Exercise requirements:
Output the data below in full, byte for byte. Nothing may differ.

** begin Information provided **

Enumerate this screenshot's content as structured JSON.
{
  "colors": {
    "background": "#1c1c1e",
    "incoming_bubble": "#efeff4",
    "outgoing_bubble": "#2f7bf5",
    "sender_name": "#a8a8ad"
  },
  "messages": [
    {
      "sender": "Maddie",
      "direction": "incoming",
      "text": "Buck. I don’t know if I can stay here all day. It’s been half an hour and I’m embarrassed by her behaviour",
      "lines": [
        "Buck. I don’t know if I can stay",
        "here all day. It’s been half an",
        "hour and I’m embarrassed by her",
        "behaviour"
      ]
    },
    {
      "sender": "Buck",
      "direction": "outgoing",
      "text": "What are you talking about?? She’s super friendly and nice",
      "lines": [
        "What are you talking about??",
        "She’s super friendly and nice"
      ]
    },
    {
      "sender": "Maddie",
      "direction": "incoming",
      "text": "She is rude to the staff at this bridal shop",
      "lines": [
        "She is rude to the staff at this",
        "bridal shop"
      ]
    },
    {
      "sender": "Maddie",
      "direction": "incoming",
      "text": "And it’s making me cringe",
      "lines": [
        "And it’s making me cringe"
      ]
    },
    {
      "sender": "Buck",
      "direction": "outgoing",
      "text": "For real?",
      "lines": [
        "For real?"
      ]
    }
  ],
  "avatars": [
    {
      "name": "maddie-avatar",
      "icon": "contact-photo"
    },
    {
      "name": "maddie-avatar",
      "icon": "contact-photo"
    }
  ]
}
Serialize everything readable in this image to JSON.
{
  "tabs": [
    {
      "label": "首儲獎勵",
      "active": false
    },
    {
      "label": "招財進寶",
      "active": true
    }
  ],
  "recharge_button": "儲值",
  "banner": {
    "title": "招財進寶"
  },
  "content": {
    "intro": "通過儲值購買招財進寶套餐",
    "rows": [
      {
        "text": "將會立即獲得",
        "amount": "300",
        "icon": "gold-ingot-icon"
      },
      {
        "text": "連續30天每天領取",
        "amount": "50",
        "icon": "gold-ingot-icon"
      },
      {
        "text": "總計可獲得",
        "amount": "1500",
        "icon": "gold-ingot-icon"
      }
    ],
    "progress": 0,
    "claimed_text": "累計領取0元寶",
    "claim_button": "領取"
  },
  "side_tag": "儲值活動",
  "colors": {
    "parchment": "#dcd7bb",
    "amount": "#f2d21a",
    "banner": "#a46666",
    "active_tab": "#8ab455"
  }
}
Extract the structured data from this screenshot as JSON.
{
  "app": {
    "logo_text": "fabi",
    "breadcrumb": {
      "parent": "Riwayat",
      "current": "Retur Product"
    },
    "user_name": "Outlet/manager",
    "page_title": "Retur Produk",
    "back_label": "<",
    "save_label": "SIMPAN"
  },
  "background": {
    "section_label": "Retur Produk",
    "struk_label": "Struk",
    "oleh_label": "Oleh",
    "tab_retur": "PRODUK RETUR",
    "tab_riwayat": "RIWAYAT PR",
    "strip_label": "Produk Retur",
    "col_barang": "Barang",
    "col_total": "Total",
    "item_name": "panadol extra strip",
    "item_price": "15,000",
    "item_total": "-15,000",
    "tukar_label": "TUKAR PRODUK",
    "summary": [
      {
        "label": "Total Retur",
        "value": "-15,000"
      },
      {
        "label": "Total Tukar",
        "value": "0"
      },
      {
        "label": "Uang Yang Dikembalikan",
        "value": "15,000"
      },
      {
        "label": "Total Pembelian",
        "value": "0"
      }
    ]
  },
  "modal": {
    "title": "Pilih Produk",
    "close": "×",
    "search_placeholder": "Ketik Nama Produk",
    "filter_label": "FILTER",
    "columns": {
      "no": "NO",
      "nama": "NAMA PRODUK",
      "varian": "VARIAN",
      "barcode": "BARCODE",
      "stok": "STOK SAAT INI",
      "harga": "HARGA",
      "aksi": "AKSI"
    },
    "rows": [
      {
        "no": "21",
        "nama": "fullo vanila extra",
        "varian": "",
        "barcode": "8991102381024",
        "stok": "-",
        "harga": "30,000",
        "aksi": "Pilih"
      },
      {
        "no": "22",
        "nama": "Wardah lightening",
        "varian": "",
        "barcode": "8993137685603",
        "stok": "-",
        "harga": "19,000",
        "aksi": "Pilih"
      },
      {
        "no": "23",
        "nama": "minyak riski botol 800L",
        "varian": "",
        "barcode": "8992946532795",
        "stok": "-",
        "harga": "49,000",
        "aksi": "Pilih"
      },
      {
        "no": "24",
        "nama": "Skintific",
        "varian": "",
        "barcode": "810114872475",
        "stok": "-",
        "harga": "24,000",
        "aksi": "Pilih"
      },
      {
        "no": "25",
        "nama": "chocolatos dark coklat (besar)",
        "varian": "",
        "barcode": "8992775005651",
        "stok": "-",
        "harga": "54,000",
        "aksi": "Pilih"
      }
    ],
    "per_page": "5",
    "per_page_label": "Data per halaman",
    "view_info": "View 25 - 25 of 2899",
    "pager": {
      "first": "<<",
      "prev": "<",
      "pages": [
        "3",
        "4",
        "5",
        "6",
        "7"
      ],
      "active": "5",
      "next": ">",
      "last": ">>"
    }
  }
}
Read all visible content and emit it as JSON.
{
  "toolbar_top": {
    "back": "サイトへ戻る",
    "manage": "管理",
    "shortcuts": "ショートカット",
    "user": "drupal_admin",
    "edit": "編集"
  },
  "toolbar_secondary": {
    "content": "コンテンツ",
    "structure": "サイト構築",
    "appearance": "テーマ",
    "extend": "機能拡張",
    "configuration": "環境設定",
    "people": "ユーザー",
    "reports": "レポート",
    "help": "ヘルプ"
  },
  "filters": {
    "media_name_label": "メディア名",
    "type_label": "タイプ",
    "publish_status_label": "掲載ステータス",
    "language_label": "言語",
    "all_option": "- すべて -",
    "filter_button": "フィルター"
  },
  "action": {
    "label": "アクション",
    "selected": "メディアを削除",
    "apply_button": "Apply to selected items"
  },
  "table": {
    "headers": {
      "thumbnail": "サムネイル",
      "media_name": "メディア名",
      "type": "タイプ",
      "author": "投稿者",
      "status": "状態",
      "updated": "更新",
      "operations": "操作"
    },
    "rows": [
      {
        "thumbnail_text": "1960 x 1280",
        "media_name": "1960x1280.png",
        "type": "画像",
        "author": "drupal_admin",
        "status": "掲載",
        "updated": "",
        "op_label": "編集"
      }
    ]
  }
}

** end Information provided **

Solution:
Enumerate this screenshot's content as structured JSON.
{
  "colors": {
    "background": "#1c1c1e",
    "incoming_bubble": "#efeff4",
    "outgoing_bubble": "#2f7bf5",
    "sender_name": "#a8a8ad"
  },
  "messages": [
    {
      "sender": "Maddie",
      "direction": "incoming",
      "text": "Buck. I don’t know if I can stay here all day. It’s been half an hour and I’m embarrassed by her behaviour",
      "lines": [
        "Buck. I don’t know if I can stay",
        "here all day. It’s been half an",
        "hour and I’m embarrassed by her",
        "behaviour"
      ]
    },
    {
      "sender": "Buck",
      "direction": "outgoing",
      "text": "What are you talking about?? She’s super friendly and nice",
      "lines": [
        "What are you talking about??",
        "She’s super friendly and nice"
      ]
    },
    {
      "sender": "Maddie",
      "direction": "incoming",
      "text": "She is rude to the staff at this bridal shop",
      "lines": [
        "She is rude to the staff at this",
        "bridal shop"
      ]
    },
    {
      "sender": "Maddie",
      "direction": "incoming",
      "text": "And it’s making me cringe",
      "lines": [
        "And it’s making me cringe"
      ]
    },
    {
      "sender": "Buck",
      "direction": "outgoing",
      "text": "For real?",
      "lines": [
        "For real?"
      ]
    }
  ],
  "avatars": [
    {
      "name": "maddie-avatar",
      "icon": "contact-photo"
    },
    {
      "name": "maddie-avatar",
      "icon": "contact-photo"
    }
  ]
}
Serialize everything readable in this image to JSON.
{
  "tabs": [
    {
      "label": "首儲獎勵",
      "active": false
    },
    {
      "label": "招財進寶",
      "active": true
    }
  ],
  "recharge_button": "儲值",
  "banner": {
    "title": "招財進寶"
  },
  "content": {
    "intro": "通過儲值購買招財進寶套餐",
    "rows": [
      {
        "text": "將會立即獲得",
        "amount": "300",
        "icon": "gold-ingot-icon"
      },
      {
        "text": "連續30天每天領取",
        "amount": "50",
        "icon": "gold-ingot-icon"
      },
      {
        "text": "總計可獲得",
        "amount": "1500",
        "icon": "gold-ingot-icon"
      }
    ],
    "progress": 0,
    "claimed_text": "累計領取0元寶",
    "claim_button": "領取"
  },
  "side_tag": "儲值活動",
  "colors": {
    "parchment": "#dcd7bb",
    "amount": "#f2d21a",
    "banner": "#a46666",
    "active_tab": "#8ab455"
  }
}
Extract the structured data from this screenshot as JSON.
{
  "app": {
    "logo_text": "fabi",
    "breadcrumb": {
      "parent": "Riwayat",
      "current": "Retur Product"
    },
    "user_name": "Outlet/manager",
    "page_title": "Retur Produk",
    "back_label": "<",
    "save_label": "SIMPAN"
  },
  "background": {
    "section_label": "Retur Produk",
    "struk_label": "Struk",
    "oleh_label": "Oleh",
    "tab_retur": "PRODUK RETUR",
    "tab_riwayat": "RIWAYAT PR",
    "strip_label": "Produk Retur",
    "col_barang": "Barang",
    "col_total": "Total",
    "item_name": "panadol extra strip",
    "item_price": "15,000",
    "item_total": "-15,000",
    "tukar_label": "TUKAR PRODUK",
    "summary": [
      {
        "label": "Total Retur",
        "value": "-15,000"
      },
      {
        "label": "Total Tukar",
        "value": "0"
      },
      {
        "label": "Uang Yang Dikembalikan",
        "value": "15,000"
      },
      {
        "label": "Total Pembelian",
        "value": "0"
      }
    ]
  },
  "modal": {
    "title": "Pilih Produk",
    "close": "×",
    "search_placeholder": "Ketik Nama Produk",
    "filter_label": "FILTER",
    "columns": {
      "no": "NO",
      "nama": "NAMA PRODUK",
      "varian": "VARIAN",
      "barcode": "BARCODE",
      "stok": "STOK SAAT INI",
      "harga": "HARGA",
      "aksi": "AKSI"
    },
    "rows": [
      {
        "no": "21",
        "nama": "fullo vanila extra",
        "varian": "",
        "barcode": "8991102381024",
        "stok": "-",
        "harga": "30,000",
        "aksi": "Pilih"
      },
      {
        "no": "22",
        "nama": "Wardah lightening",
        "varian": "",
        "barcode": "8993137685603",
        "stok": "-",
        "harga": "19,000",
        "aksi": "Pilih"
      },
      {
        "no": "23",
        "nama": "minyak riski botol 800L",
        "varian": "",
        "barcode": "8992946532795",
        "stok": "-",
        "harga": "49,000",
        "aksi": "Pilih"
      },
      {
        "no": "24",
        "nama": "Skintific",
        "varian": "",
        "barcode": "810114872475",
        "stok": "-",
        "harga": "24,000",
        "aksi": "Pilih"
      },
      {
        "no": "25",
        "nama": "chocolatos dark coklat (besar)",
        "varian": "",
        "barcode": "8992775005651",
        "stok": "-",
        "harga": "54,000",
        "aksi": "Pilih"
      }
    ],
    "per_page": "5",
    "per_page_label": "Data per halaman",
    "view_info": "View 25 - 25 of 2899",
    "pager": {
      "first": "<<",
      "prev": "<",
      "pages": [
        "3",
        "4",
        "5",
        "6",
        "7"
      ],
      "active": "5",
      "next": ">",
      "last": ">>"
    }
  }
}
Read all visible content and emit it as JSON.
{
  "toolbar_top": {
    "back": "サイトへ戻る",
    "manage": "管理",
    "shortcuts": "ショートカット",
    "user": "drupal_admin",
    "edit": "編集"
  },
  "toolbar_secondary": {
    "content": "コンテンツ",
    "structure": "サイト構築",
    "appearance": "テーマ",
    "extend": "機能拡張",
    "configuration": "環境設定",
    "people": "ユーザー",
    "reports": "レポート",
    "help": "ヘルプ"
  },
  "filters": {
    "media_name_label": "メディア名",
    "type_label": "タイプ",
    "publish_status_label": "掲載ステータス",
    "language_label": "言語",
    "all_option": "- すべて -",
    "filter_button": "フィルター"
  },
  "action": {
    "label": "アクション",
    "selected": "メディアを削除",
    "apply_button": "Apply to selected items"
  },
  "table": {
    "headers": {
      "thumbnail": "サムネイル",
      "media_name": "メディア名",
      "type": "タイプ",
      "author": "投稿者",
      "status": "状態",
      "updated": "更新",
      "operations": "操作"
    },
    "rows": [
      {
        "thumbnail_text": "1960 x 1280",
        "media_name": "1960x1280.png",
        "type": "画像",
        "author": "drupal_admin",
        "status": "掲載",
        "updated": "",
        "op_label": "編集"
      }
    ]
  }
}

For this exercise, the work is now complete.